* TASK *
Copy each line where the word "Passer" occurs.

--*--

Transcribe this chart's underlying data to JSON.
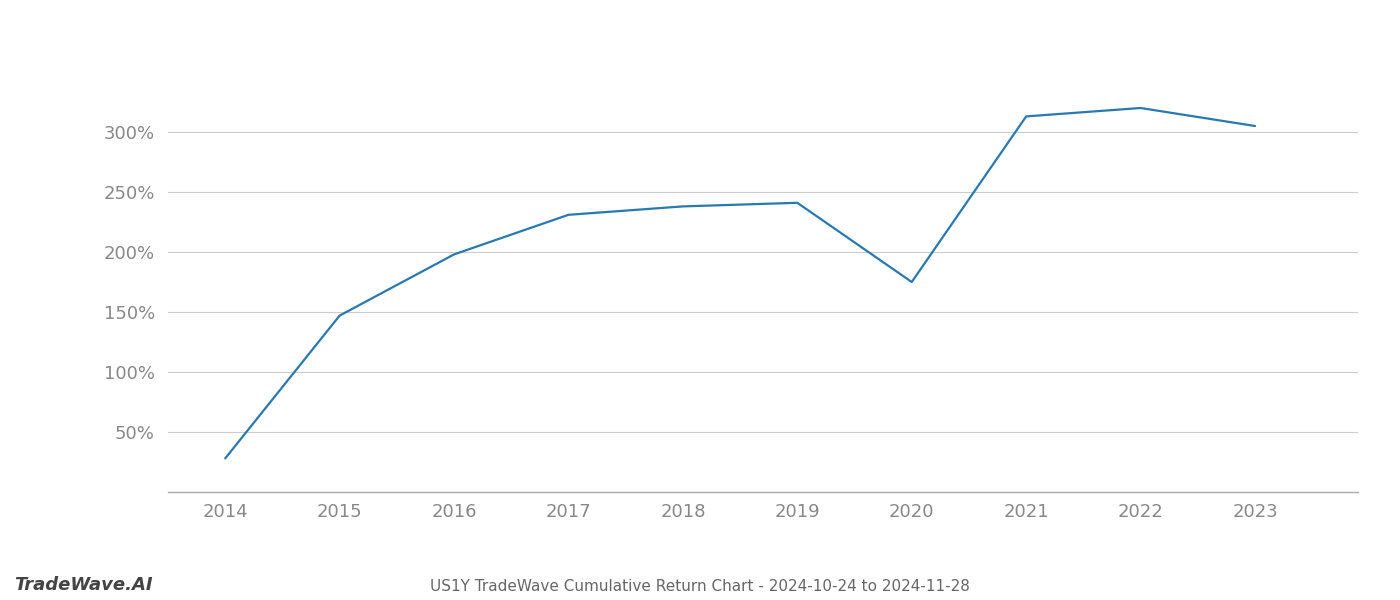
{
  "years": [
    2014,
    2015,
    2016,
    2017,
    2018,
    2019,
    2020,
    2021,
    2022,
    2023
  ],
  "values": [
    28,
    147,
    198,
    231,
    238,
    241,
    175,
    313,
    320,
    305
  ],
  "line_color": "#2979b0",
  "background_color": "#ffffff",
  "grid_color": "#cccccc",
  "title": "US1Y TradeWave Cumulative Return Chart - 2024-10-24 to 2024-11-28",
  "watermark": "TradeWave.AI",
  "yticks": [
    50,
    100,
    150,
    200,
    250,
    300
  ],
  "ylim": [
    0,
    350
  ],
  "xlim": [
    2013.5,
    2023.9
  ],
  "xticks": [
    2014,
    2015,
    2016,
    2017,
    2018,
    2019,
    2020,
    2021,
    2022,
    2023
  ]
}
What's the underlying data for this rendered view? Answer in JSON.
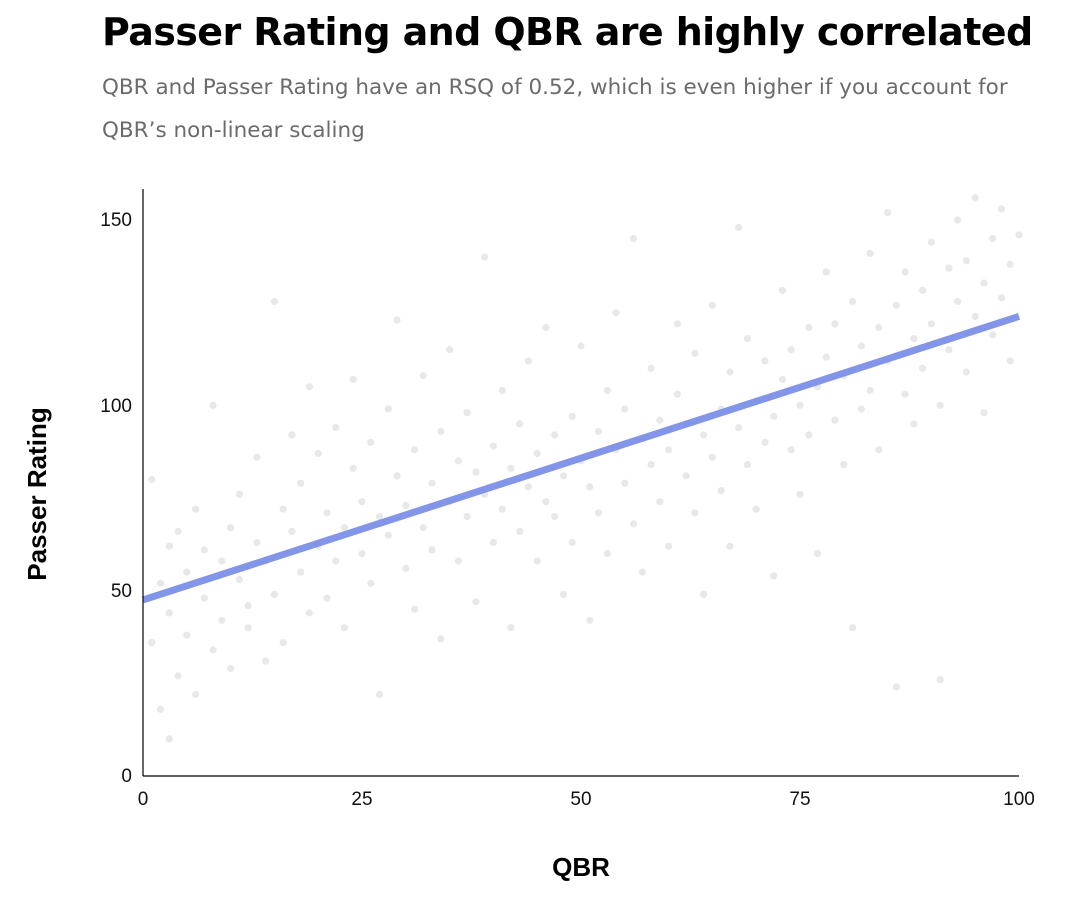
{
  "header": {
    "title": "Passer Rating and QBR are highly correlated",
    "subtitle": "QBR and Passer Rating have an RSQ of 0.52, which is even higher if you account for QBR’s non-linear scaling"
  },
  "chart_data": {
    "type": "scatter",
    "title": "Passer Rating and QBR are highly correlated",
    "subtitle": "QBR and Passer Rating have an RSQ of 0.52, which is even higher if you account for QBR’s non-linear scaling",
    "xlabel": "QBR",
    "ylabel": "Passer Rating",
    "xlim": [
      0,
      100
    ],
    "ylim": [
      0,
      158
    ],
    "x_ticks": [
      0,
      25,
      50,
      75,
      100
    ],
    "y_ticks": [
      0,
      50,
      100,
      150
    ],
    "grid": false,
    "legend": "none",
    "series": [
      {
        "type": "scatter",
        "color": "#b3b3b3",
        "opacity": 0.3,
        "points": [
          [
            1,
            36
          ],
          [
            1,
            80
          ],
          [
            2,
            18
          ],
          [
            2,
            52
          ],
          [
            3,
            10
          ],
          [
            3,
            44
          ],
          [
            3,
            62
          ],
          [
            4,
            27
          ],
          [
            4,
            66
          ],
          [
            5,
            38
          ],
          [
            5,
            55
          ],
          [
            6,
            22
          ],
          [
            6,
            72
          ],
          [
            7,
            48
          ],
          [
            7,
            61
          ],
          [
            8,
            34
          ],
          [
            8,
            100
          ],
          [
            9,
            42
          ],
          [
            9,
            58
          ],
          [
            10,
            29
          ],
          [
            10,
            67
          ],
          [
            11,
            53
          ],
          [
            11,
            76
          ],
          [
            12,
            46
          ],
          [
            12,
            40
          ],
          [
            13,
            63
          ],
          [
            13,
            86
          ],
          [
            14,
            31
          ],
          [
            14,
            58
          ],
          [
            15,
            128
          ],
          [
            15,
            49
          ],
          [
            16,
            72
          ],
          [
            16,
            36
          ],
          [
            17,
            66
          ],
          [
            17,
            92
          ],
          [
            18,
            55
          ],
          [
            18,
            79
          ],
          [
            19,
            44
          ],
          [
            19,
            105
          ],
          [
            20,
            62
          ],
          [
            20,
            87
          ],
          [
            21,
            71
          ],
          [
            21,
            48
          ],
          [
            22,
            58
          ],
          [
            22,
            94
          ],
          [
            23,
            67
          ],
          [
            23,
            40
          ],
          [
            24,
            83
          ],
          [
            24,
            107
          ],
          [
            25,
            60
          ],
          [
            25,
            74
          ],
          [
            26,
            52
          ],
          [
            26,
            90
          ],
          [
            27,
            70
          ],
          [
            27,
            22
          ],
          [
            28,
            65
          ],
          [
            28,
            99
          ],
          [
            29,
            81
          ],
          [
            29,
            123
          ],
          [
            30,
            56
          ],
          [
            30,
            73
          ],
          [
            31,
            88
          ],
          [
            31,
            45
          ],
          [
            32,
            67
          ],
          [
            32,
            108
          ],
          [
            33,
            79
          ],
          [
            33,
            61
          ],
          [
            34,
            93
          ],
          [
            34,
            37
          ],
          [
            35,
            74
          ],
          [
            35,
            115
          ],
          [
            36,
            85
          ],
          [
            36,
            58
          ],
          [
            37,
            70
          ],
          [
            37,
            98
          ],
          [
            38,
            82
          ],
          [
            38,
            47
          ],
          [
            39,
            76
          ],
          [
            39,
            140
          ],
          [
            40,
            89
          ],
          [
            40,
            63
          ],
          [
            41,
            72
          ],
          [
            41,
            104
          ],
          [
            42,
            83
          ],
          [
            42,
            40
          ],
          [
            43,
            95
          ],
          [
            43,
            66
          ],
          [
            44,
            78
          ],
          [
            44,
            112
          ],
          [
            45,
            87
          ],
          [
            45,
            58
          ],
          [
            46,
            74
          ],
          [
            46,
            121
          ],
          [
            47,
            92
          ],
          [
            47,
            70
          ],
          [
            48,
            81
          ],
          [
            48,
            49
          ],
          [
            49,
            97
          ],
          [
            49,
            63
          ],
          [
            50,
            85
          ],
          [
            50,
            116
          ],
          [
            51,
            78
          ],
          [
            51,
            42
          ],
          [
            52,
            93
          ],
          [
            52,
            71
          ],
          [
            53,
            104
          ],
          [
            53,
            60
          ],
          [
            54,
            88
          ],
          [
            54,
            125
          ],
          [
            55,
            79
          ],
          [
            55,
            99
          ],
          [
            56,
            68
          ],
          [
            56,
            145
          ],
          [
            57,
            91
          ],
          [
            57,
            55
          ],
          [
            58,
            84
          ],
          [
            58,
            110
          ],
          [
            59,
            96
          ],
          [
            59,
            74
          ],
          [
            60,
            88
          ],
          [
            60,
            62
          ],
          [
            61,
            103
          ],
          [
            61,
            122
          ],
          [
            62,
            81
          ],
          [
            62,
            95
          ],
          [
            63,
            71
          ],
          [
            63,
            114
          ],
          [
            64,
            92
          ],
          [
            64,
            49
          ],
          [
            65,
            86
          ],
          [
            65,
            127
          ],
          [
            66,
            99
          ],
          [
            66,
            77
          ],
          [
            67,
            109
          ],
          [
            67,
            62
          ],
          [
            68,
            94
          ],
          [
            68,
            148
          ],
          [
            69,
            84
          ],
          [
            69,
            118
          ],
          [
            70,
            101
          ],
          [
            70,
            72
          ],
          [
            71,
            112
          ],
          [
            71,
            90
          ],
          [
            72,
            97
          ],
          [
            72,
            54
          ],
          [
            73,
            107
          ],
          [
            73,
            131
          ],
          [
            74,
            88
          ],
          [
            74,
            115
          ],
          [
            75,
            100
          ],
          [
            75,
            76
          ],
          [
            76,
            121
          ],
          [
            76,
            92
          ],
          [
            77,
            105
          ],
          [
            77,
            60
          ],
          [
            78,
            113
          ],
          [
            78,
            136
          ],
          [
            79,
            96
          ],
          [
            79,
            122
          ],
          [
            80,
            108
          ],
          [
            80,
            84
          ],
          [
            81,
            128
          ],
          [
            81,
            40
          ],
          [
            82,
            116
          ],
          [
            82,
            99
          ],
          [
            83,
            104
          ],
          [
            83,
            141
          ],
          [
            84,
            121
          ],
          [
            84,
            88
          ],
          [
            85,
            112
          ],
          [
            85,
            152
          ],
          [
            86,
            127
          ],
          [
            86,
            24
          ],
          [
            87,
            103
          ],
          [
            87,
            136
          ],
          [
            88,
            118
          ],
          [
            88,
            95
          ],
          [
            89,
            131
          ],
          [
            89,
            110
          ],
          [
            90,
            144
          ],
          [
            90,
            122
          ],
          [
            91,
            100
          ],
          [
            91,
            26
          ],
          [
            92,
            137
          ],
          [
            92,
            115
          ],
          [
            93,
            128
          ],
          [
            93,
            150
          ],
          [
            94,
            109
          ],
          [
            94,
            139
          ],
          [
            95,
            124
          ],
          [
            95,
            156
          ],
          [
            96,
            133
          ],
          [
            96,
            98
          ],
          [
            97,
            145
          ],
          [
            97,
            119
          ],
          [
            98,
            129
          ],
          [
            98,
            153
          ],
          [
            99,
            138
          ],
          [
            99,
            112
          ],
          [
            100,
            146
          ]
        ]
      },
      {
        "type": "line",
        "name": "",
        "color": "#7b8fe8",
        "x": [
          0,
          100
        ],
        "y": [
          47.5,
          124
        ]
      }
    ]
  },
  "axes": {
    "x_tick_labels": [
      "0",
      "25",
      "50",
      "75",
      "100"
    ],
    "y_tick_labels": [
      "0",
      "50",
      "100",
      "150"
    ],
    "xlabel": "QBR",
    "ylabel": "Passer Rating"
  }
}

--*--

* WRITTEN ANSWER *
    "title": "Passer Rating and QBR are highly correlated",
    "subtitle": "QBR and Passer Rating have an RSQ of 0.52, which is even higher if you account for QBR’s non-linear scaling"
    "title": "Passer Rating and QBR are highly correlated",
    "subtitle": "QBR and Passer Rating have an RSQ of 0.52, which is even higher if you account for QBR’s non-linear scaling",
    "ylabel": "Passer Rating",
    "ylabel": "Passer Rating"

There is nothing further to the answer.